#### DIRECTIONS FOR THIS TASK:
Reproduce every record below exactly as written, but leave out any pictures.

<<<<

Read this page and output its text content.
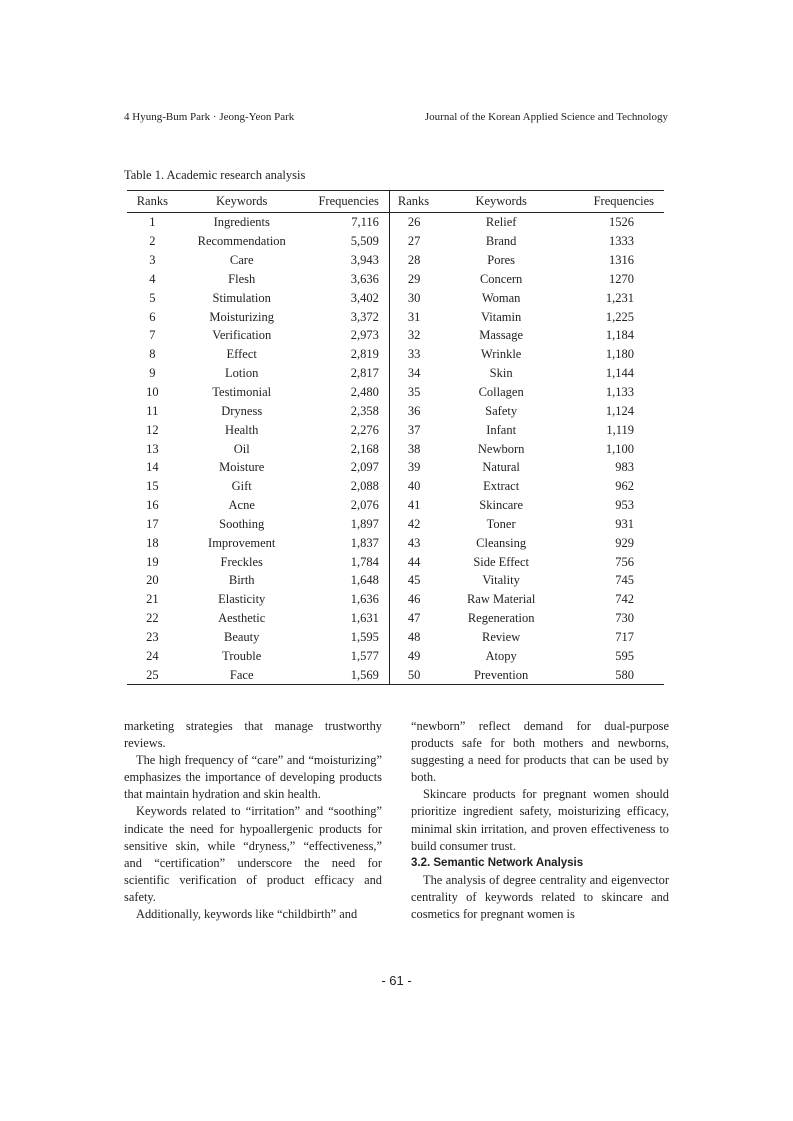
4 Hyung-Bum Park · Jeong-Yeon Park	Journal of the Korean Applied Science and Technology
Table 1. Academic research analysis
Ranks	Keywords	Frequencies	Ranks	Keywords	Frequencies
1	Ingredients	7,116	26	Relief	1526
2	Recommendation	5,509	27	Brand	1333
3	Care	3,943	28	Pores	1316
4	Flesh	3,636	29	Concern	1270
5	Stimulation	3,402	30	Woman	1,231
6	Moisturizing	3,372	31	Vitamin	1,225
7	Verification	2,973	32	Massage	1,184
8	Effect	2,819	33	Wrinkle	1,180
9	Lotion	2,817	34	Skin	1,144
10	Testimonial	2,480	35	Collagen	1,133
11	Dryness	2,358	36	Safety	1,124
12	Health	2,276	37	Infant	1,119
13	Oil	2,168	38	Newborn	1,100
14	Moisture	2,097	39	Natural	983
15	Gift	2,088	40	Extract	962
16	Acne	2,076	41	Skincare	953
17	Soothing	1,897	42	Toner	931
18	Improvement	1,837	43	Cleansing	929
19	Freckles	1,784	44	Side Effect	756
20	Birth	1,648	45	Vitality	745
21	Elasticity	1,636	46	Raw Material	742
22	Aesthetic	1,631	47	Regeneration	730
23	Beauty	1,595	48	Review	717
24	Trouble	1,577	49	Atopy	595
25	Face	1,569	50	Prevention	580

marketing strategies that manage trustworthy reviews.

The high frequency of “care” and “moisturizing” emphasizes the importance of developing products that maintain hydration and skin health.

Keywords related to “irritation” and “soothing” indicate the need for hypoallergenic products for sensitive skin, while “dryness,” “effectiveness,” and “certification” underscore the need for scientific verification of product efficacy and safety.

Additionally, keywords like “childbirth” and

“newborn” reflect demand for dual-purpose products safe for both mothers and newborns, suggesting a need for products that can be used by both.

Skincare products for pregnant women should prioritize ingredient safety, moisturizing efficacy, minimal skin irritation, and proven effectiveness to build consumer trust.

3.2. Semantic Network Analysis

The analysis of degree centrality and eigenvector centrality of keywords related to skincare and cosmetics for pregnant women is

- 61 -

>>>>

#### COMPLETED TASK:
Read this page and output its text content.
4 Hyung-Bum Park · Jeong-Yeon Park	Journal of the Korean Applied Science and Technology
Table 1. Academic research analysis
Ranks	Keywords	Frequencies	Ranks	Keywords	Frequencies
1	Ingredients	7,116	26	Relief	1526
2	Recommendation	5,509	27	Brand	1333
3	Care	3,943	28	Pores	1316
4	Flesh	3,636	29	Concern	1270
5	Stimulation	3,402	30	Woman	1,231
6	Moisturizing	3,372	31	Vitamin	1,225
7	Verification	2,973	32	Massage	1,184
8	Effect	2,819	33	Wrinkle	1,180
9	Lotion	2,817	34	Skin	1,144
10	Testimonial	2,480	35	Collagen	1,133
11	Dryness	2,358	36	Safety	1,124
12	Health	2,276	37	Infant	1,119
13	Oil	2,168	38	Newborn	1,100
14	Moisture	2,097	39	Natural	983
15	Gift	2,088	40	Extract	962
16	Acne	2,076	41	Skincare	953
17	Soothing	1,897	42	Toner	931
18	Improvement	1,837	43	Cleansing	929
19	Freckles	1,784	44	Side Effect	756
20	Birth	1,648	45	Vitality	745
21	Elasticity	1,636	46	Raw Material	742
22	Aesthetic	1,631	47	Regeneration	730
23	Beauty	1,595	48	Review	717
24	Trouble	1,577	49	Atopy	595
25	Face	1,569	50	Prevention	580

marketing strategies that manage trustworthy reviews.

The high frequency of “care” and “moisturizing” emphasizes the importance of developing products that maintain hydration and skin health.

Keywords related to “irritation” and “soothing” indicate the need for hypoallergenic products for sensitive skin, while “dryness,” “effectiveness,” and “certification” underscore the need for scientific verification of product efficacy and safety.

Additionally, keywords like “childbirth” and

“newborn” reflect demand for dual-purpose products safe for both mothers and newborns, suggesting a need for products that can be used by both.

Skincare products for pregnant women should prioritize ingredient safety, moisturizing efficacy, minimal skin irritation, and proven effectiveness to build consumer trust.

3.2. Semantic Network Analysis

The analysis of degree centrality and eigenvector centrality of keywords related to skincare and cosmetics for pregnant women is

- 61 -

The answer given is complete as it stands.